GIVEN TASK
Repeat every line of the material, character for character.

##### GIVEN RECORDS #####

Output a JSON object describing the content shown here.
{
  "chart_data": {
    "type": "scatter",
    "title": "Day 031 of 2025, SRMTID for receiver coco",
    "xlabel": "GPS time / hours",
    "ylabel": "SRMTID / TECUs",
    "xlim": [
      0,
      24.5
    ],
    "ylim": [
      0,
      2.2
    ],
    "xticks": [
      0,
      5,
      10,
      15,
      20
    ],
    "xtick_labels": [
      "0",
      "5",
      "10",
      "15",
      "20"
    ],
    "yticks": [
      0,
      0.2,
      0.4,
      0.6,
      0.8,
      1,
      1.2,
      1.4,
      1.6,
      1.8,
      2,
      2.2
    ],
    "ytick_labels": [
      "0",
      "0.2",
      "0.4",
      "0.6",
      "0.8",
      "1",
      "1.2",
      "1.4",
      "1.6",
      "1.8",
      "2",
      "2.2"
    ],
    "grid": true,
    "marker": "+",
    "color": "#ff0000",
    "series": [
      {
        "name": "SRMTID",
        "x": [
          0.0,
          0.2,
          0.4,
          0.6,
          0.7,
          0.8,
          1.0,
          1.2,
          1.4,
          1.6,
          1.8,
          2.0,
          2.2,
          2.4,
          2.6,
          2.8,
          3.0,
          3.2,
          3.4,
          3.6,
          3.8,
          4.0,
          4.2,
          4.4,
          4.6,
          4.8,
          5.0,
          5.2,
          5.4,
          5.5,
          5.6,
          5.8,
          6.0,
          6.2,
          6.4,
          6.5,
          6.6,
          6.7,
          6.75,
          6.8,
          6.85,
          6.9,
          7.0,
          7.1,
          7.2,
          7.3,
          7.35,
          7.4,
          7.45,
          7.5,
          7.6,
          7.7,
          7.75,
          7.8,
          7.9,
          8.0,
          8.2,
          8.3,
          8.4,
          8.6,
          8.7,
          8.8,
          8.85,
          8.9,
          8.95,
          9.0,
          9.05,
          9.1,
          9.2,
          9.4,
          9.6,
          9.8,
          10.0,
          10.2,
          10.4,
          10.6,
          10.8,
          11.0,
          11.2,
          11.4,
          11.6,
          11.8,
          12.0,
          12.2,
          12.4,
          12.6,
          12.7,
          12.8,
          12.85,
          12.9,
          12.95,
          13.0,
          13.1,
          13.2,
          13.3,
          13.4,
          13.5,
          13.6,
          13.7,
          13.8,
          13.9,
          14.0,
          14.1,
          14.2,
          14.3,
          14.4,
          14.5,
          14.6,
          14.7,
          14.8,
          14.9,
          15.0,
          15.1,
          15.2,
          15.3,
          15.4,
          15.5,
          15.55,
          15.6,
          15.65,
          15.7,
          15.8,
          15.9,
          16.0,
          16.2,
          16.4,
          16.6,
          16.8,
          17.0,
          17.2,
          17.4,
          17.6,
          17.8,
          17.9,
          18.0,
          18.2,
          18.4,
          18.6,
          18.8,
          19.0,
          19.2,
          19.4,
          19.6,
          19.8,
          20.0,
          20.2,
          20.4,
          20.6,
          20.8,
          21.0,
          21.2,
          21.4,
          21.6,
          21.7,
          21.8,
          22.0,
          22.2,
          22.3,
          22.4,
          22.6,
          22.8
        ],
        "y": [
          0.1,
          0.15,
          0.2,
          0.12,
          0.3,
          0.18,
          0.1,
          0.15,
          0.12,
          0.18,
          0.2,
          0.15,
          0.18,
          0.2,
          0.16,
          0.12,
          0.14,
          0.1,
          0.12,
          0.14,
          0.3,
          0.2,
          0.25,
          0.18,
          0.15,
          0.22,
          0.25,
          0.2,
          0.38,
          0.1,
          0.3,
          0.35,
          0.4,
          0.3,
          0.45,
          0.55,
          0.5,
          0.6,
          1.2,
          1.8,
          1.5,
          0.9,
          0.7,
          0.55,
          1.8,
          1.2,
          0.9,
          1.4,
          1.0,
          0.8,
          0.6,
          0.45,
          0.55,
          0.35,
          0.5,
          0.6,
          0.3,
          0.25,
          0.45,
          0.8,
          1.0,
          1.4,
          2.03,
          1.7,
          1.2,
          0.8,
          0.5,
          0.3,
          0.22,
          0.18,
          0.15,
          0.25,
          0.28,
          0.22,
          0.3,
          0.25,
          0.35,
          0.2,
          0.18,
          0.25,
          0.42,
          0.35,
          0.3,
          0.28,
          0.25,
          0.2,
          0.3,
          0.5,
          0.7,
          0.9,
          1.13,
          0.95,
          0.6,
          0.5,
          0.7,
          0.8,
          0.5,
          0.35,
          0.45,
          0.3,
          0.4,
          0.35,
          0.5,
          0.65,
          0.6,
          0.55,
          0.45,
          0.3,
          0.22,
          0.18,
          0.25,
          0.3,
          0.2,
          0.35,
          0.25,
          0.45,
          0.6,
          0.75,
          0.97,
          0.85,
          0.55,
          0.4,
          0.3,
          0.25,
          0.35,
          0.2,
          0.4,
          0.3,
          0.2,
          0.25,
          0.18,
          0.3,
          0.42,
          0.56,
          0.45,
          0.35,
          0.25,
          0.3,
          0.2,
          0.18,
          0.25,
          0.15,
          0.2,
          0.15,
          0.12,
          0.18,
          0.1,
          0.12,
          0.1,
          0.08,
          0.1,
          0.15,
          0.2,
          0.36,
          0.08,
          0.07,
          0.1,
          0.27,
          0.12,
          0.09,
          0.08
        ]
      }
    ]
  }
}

#####

WORKED SOLUTION
Output a JSON object describing the content shown here.
{
  "chart_data": {
    "type": "scatter",
    "title": "Day 031 of 2025, SRMTID for receiver coco",
    "xlabel": "GPS time / hours",
    "ylabel": "SRMTID / TECUs",
    "xlim": [
      0,
      24.5
    ],
    "ylim": [
      0,
      2.2
    ],
    "xticks": [
      0,
      5,
      10,
      15,
      20
    ],
    "xtick_labels": [
      "0",
      "5",
      "10",
      "15",
      "20"
    ],
    "yticks": [
      0,
      0.2,
      0.4,
      0.6,
      0.8,
      1,
      1.2,
      1.4,
      1.6,
      1.8,
      2,
      2.2
    ],
    "ytick_labels": [
      "0",
      "0.2",
      "0.4",
      "0.6",
      "0.8",
      "1",
      "1.2",
      "1.4",
      "1.6",
      "1.8",
      "2",
      "2.2"
    ],
    "grid": true,
    "marker": "+",
    "color": "#ff0000",
    "series": [
      {
        "name": "SRMTID",
        "x": [
          0.0,
          0.2,
          0.4,
          0.6,
          0.7,
          0.8,
          1.0,
          1.2,
          1.4,
          1.6,
          1.8,
          2.0,
          2.2,
          2.4,
          2.6,
          2.8,
          3.0,
          3.2,
          3.4,
          3.6,
          3.8,
          4.0,
          4.2,
          4.4,
          4.6,
          4.8,
          5.0,
          5.2,
          5.4,
          5.5,
          5.6,
          5.8,
          6.0,
          6.2,
          6.4,
          6.5,
          6.6,
          6.7,
          6.75,
          6.8,
          6.85,
          6.9,
          7.0,
          7.1,
          7.2,
          7.3,
          7.35,
          7.4,
          7.45,
          7.5,
          7.6,
          7.7,
          7.75,
          7.8,
          7.9,
          8.0,
          8.2,
          8.3,
          8.4,
          8.6,
          8.7,
          8.8,
          8.85,
          8.9,
          8.95,
          9.0,
          9.05,
          9.1,
          9.2,
          9.4,
          9.6,
          9.8,
          10.0,
          10.2,
          10.4,
          10.6,
          10.8,
          11.0,
          11.2,
          11.4,
          11.6,
          11.8,
          12.0,
          12.2,
          12.4,
          12.6,
          12.7,
          12.8,
          12.85,
          12.9,
          12.95,
          13.0,
          13.1,
          13.2,
          13.3,
          13.4,
          13.5,
          13.6,
          13.7,
          13.8,
          13.9,
          14.0,
          14.1,
          14.2,
          14.3,
          14.4,
          14.5,
          14.6,
          14.7,
          14.8,
          14.9,
          15.0,
          15.1,
          15.2,
          15.3,
          15.4,
          15.5,
          15.55,
          15.6,
          15.65,
          15.7,
          15.8,
          15.9,
          16.0,
          16.2,
          16.4,
          16.6,
          16.8,
          17.0,
          17.2,
          17.4,
          17.6,
          17.8,
          17.9,
          18.0,
          18.2,
          18.4,
          18.6,
          18.8,
          19.0,
          19.2,
          19.4,
          19.6,
          19.8,
          20.0,
          20.2,
          20.4,
          20.6,
          20.8,
          21.0,
          21.2,
          21.4,
          21.6,
          21.7,
          21.8,
          22.0,
          22.2,
          22.3,
          22.4,
          22.6,
          22.8
        ],
        "y": [
          0.1,
          0.15,
          0.2,
          0.12,
          0.3,
          0.18,
          0.1,
          0.15,
          0.12,
          0.18,
          0.2,
          0.15,
          0.18,
          0.2,
          0.16,
          0.12,
          0.14,
          0.1,
          0.12,
          0.14,
          0.3,
          0.2,
          0.25,
          0.18,
          0.15,
          0.22,
          0.25,
          0.2,
          0.38,
          0.1,
          0.3,
          0.35,
          0.4,
          0.3,
          0.45,
          0.55,
          0.5,
          0.6,
          1.2,
          1.8,
          1.5,
          0.9,
          0.7,
          0.55,
          1.8,
          1.2,
          0.9,
          1.4,
          1.0,
          0.8,
          0.6,
          0.45,
          0.55,
          0.35,
          0.5,
          0.6,
          0.3,
          0.25,
          0.45,
          0.8,
          1.0,
          1.4,
          2.03,
          1.7,
          1.2,
          0.8,
          0.5,
          0.3,
          0.22,
          0.18,
          0.15,
          0.25,
          0.28,
          0.22,
          0.3,
          0.25,
          0.35,
          0.2,
          0.18,
          0.25,
          0.42,
          0.35,
          0.3,
          0.28,
          0.25,
          0.2,
          0.3,
          0.5,
          0.7,
          0.9,
          1.13,
          0.95,
          0.6,
          0.5,
          0.7,
          0.8,
          0.5,
          0.35,
          0.45,
          0.3,
          0.4,
          0.35,
          0.5,
          0.65,
          0.6,
          0.55,
          0.45,
          0.3,
          0.22,
          0.18,
          0.25,
          0.3,
          0.2,
          0.35,
          0.25,
          0.45,
          0.6,
          0.75,
          0.97,
          0.85,
          0.55,
          0.4,
          0.3,
          0.25,
          0.35,
          0.2,
          0.4,
          0.3,
          0.2,
          0.25,
          0.18,
          0.3,
          0.42,
          0.56,
          0.45,
          0.35,
          0.25,
          0.3,
          0.2,
          0.18,
          0.25,
          0.15,
          0.2,
          0.15,
          0.12,
          0.18,
          0.1,
          0.12,
          0.1,
          0.08,
          0.1,
          0.15,
          0.2,
          0.36,
          0.08,
          0.07,
          0.1,
          0.27,
          0.12,
          0.09,
          0.08
        ]
      }
    ]
  }
}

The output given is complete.